### TASK INSTRUCTIONS
Leave the pictures out. Return all other data exactly.

━━ MATERIAL PROVIDED

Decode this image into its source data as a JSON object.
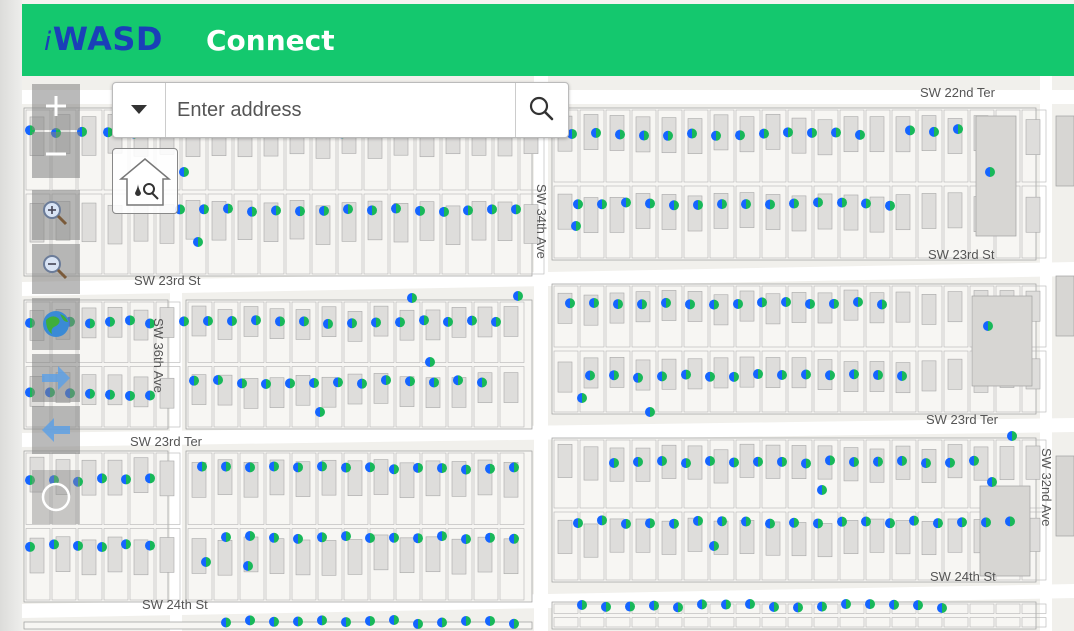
{
  "header": {
    "logo_prefix": "i",
    "logo_text": "WASD",
    "app_name": "Connect",
    "bg_color": "#14c86e",
    "logo_color": "#1a3fb8"
  },
  "search": {
    "placeholder": "Enter address",
    "value": ""
  },
  "toolbar": {
    "tools": [
      {
        "name": "zoom-in",
        "icon": "plus-icon"
      },
      {
        "name": "zoom-out",
        "icon": "minus-icon"
      },
      {
        "name": "zoom-in-box",
        "icon": "magnifier-plus-icon"
      },
      {
        "name": "zoom-out-box",
        "icon": "magnifier-minus-icon"
      },
      {
        "name": "full-extent",
        "icon": "globe-icon"
      },
      {
        "name": "next-extent",
        "icon": "arrow-right-icon"
      },
      {
        "name": "previous-extent",
        "icon": "arrow-left-icon"
      },
      {
        "name": "locate",
        "icon": "circle-icon"
      }
    ]
  },
  "home_widget": {
    "icon": "house-meter-icon"
  },
  "streets": {
    "sw_22nd_ter": "SW 22nd Ter",
    "sw_23rd_st_left": "SW 23rd St",
    "sw_23rd_st_right": "SW 23rd St",
    "sw_23rd_ter_left": "SW 23rd Ter",
    "sw_23rd_ter_right": "SW 23rd Ter",
    "sw_24th_st_left": "SW 24th St",
    "sw_24th_st_right": "SW 24th St",
    "sw_34th_ave": "SW 34th Ave",
    "sw_36th_ave": "SW 36th Ave",
    "sw_32nd_ave": "SW 32nd Ave"
  },
  "markers": {
    "color_a": "#1565ff",
    "color_b": "#18b85a"
  }
}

━━━━

### FINISHED ANSWER
Decode this image into its source data as a JSON object.
{
  "header": {
    "logo_prefix": "i",
    "logo_text": "WASD",
    "app_name": "Connect",
    "bg_color": "#14c86e",
    "logo_color": "#1a3fb8"
  },
  "search": {
    "placeholder": "Enter address",
    "value": ""
  },
  "toolbar": {
    "tools": [
      {
        "name": "zoom-in",
        "icon": "plus-icon"
      },
      {
        "name": "zoom-out",
        "icon": "minus-icon"
      },
      {
        "name": "zoom-in-box",
        "icon": "magnifier-plus-icon"
      },
      {
        "name": "zoom-out-box",
        "icon": "magnifier-minus-icon"
      },
      {
        "name": "full-extent",
        "icon": "globe-icon"
      },
      {
        "name": "next-extent",
        "icon": "arrow-right-icon"
      },
      {
        "name": "previous-extent",
        "icon": "arrow-left-icon"
      },
      {
        "name": "locate",
        "icon": "circle-icon"
      }
    ]
  },
  "home_widget": {
    "icon": "house-meter-icon"
  },
  "streets": {
    "sw_22nd_ter": "SW 22nd Ter",
    "sw_23rd_st_left": "SW 23rd St",
    "sw_23rd_st_right": "SW 23rd St",
    "sw_23rd_ter_left": "SW 23rd Ter",
    "sw_23rd_ter_right": "SW 23rd Ter",
    "sw_24th_st_left": "SW 24th St",
    "sw_24th_st_right": "SW 24th St",
    "sw_34th_ave": "SW 34th Ave",
    "sw_36th_ave": "SW 36th Ave",
    "sw_32nd_ave": "SW 32nd Ave"
  },
  "markers": {
    "color_a": "#1565ff",
    "color_b": "#18b85a"
  }
}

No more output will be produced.